▶ **Exercise**: Report how many lines below contain the word "with", and give only that number.

────────────────────

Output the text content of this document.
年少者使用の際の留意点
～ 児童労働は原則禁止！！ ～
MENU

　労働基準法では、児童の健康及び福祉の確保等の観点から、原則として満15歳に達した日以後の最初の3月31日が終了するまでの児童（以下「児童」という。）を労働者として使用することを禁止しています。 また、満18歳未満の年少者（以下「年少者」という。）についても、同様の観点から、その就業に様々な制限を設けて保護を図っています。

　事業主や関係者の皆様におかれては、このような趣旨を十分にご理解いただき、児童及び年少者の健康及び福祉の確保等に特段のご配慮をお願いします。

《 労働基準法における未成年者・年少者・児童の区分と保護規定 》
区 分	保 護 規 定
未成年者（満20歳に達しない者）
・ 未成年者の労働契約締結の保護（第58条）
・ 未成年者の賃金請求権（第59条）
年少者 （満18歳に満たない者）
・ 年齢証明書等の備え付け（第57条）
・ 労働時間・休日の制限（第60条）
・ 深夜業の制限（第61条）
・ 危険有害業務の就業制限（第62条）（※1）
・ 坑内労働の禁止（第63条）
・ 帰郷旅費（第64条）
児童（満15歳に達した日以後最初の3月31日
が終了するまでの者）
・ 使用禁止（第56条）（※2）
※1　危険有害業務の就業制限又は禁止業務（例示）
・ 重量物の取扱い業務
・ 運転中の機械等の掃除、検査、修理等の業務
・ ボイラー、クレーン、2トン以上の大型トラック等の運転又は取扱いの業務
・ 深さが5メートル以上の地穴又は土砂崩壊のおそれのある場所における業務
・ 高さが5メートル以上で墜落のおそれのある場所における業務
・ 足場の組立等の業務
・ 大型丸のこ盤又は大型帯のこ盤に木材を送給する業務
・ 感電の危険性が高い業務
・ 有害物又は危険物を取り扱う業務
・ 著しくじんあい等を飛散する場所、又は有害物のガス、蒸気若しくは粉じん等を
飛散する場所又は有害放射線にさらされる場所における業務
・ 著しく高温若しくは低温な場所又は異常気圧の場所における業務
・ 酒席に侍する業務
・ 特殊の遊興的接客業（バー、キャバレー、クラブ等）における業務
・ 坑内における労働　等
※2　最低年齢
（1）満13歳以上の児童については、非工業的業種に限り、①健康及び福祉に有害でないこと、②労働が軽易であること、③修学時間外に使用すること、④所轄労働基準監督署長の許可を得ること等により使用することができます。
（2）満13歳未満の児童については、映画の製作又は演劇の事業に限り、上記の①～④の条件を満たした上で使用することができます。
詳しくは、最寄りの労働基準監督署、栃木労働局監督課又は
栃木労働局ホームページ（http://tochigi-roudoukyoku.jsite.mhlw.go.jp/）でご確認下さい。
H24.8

────────────────────

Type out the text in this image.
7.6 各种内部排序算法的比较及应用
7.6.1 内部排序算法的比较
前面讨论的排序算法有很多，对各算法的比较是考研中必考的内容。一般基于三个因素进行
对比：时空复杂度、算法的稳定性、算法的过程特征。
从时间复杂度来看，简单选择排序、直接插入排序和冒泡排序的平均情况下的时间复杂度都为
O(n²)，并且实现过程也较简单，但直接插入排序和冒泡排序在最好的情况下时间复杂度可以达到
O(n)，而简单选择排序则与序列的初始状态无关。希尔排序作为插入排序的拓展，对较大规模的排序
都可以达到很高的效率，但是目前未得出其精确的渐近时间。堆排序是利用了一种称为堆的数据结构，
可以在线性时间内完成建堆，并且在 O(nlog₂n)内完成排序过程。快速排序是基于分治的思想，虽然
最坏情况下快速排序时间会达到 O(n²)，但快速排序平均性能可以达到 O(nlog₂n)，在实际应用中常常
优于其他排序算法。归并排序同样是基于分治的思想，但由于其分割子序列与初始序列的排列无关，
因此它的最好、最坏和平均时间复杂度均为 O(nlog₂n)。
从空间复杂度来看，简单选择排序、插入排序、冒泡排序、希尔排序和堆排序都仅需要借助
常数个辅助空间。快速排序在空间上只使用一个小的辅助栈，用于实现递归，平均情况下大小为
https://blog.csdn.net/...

────────────────────

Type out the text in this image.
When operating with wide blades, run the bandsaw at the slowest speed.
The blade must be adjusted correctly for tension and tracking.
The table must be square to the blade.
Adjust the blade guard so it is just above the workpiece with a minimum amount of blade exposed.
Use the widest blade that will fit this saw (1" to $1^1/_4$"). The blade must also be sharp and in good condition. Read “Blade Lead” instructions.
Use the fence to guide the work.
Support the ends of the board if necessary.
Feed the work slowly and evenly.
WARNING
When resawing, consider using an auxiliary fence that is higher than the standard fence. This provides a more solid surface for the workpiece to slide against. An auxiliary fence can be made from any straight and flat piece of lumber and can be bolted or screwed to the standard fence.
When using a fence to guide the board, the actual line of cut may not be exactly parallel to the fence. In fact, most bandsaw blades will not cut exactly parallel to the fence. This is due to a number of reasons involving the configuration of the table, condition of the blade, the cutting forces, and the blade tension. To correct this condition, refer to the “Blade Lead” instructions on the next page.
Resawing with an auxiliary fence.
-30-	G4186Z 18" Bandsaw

────────────────────

▶ **Exercise answer**: 3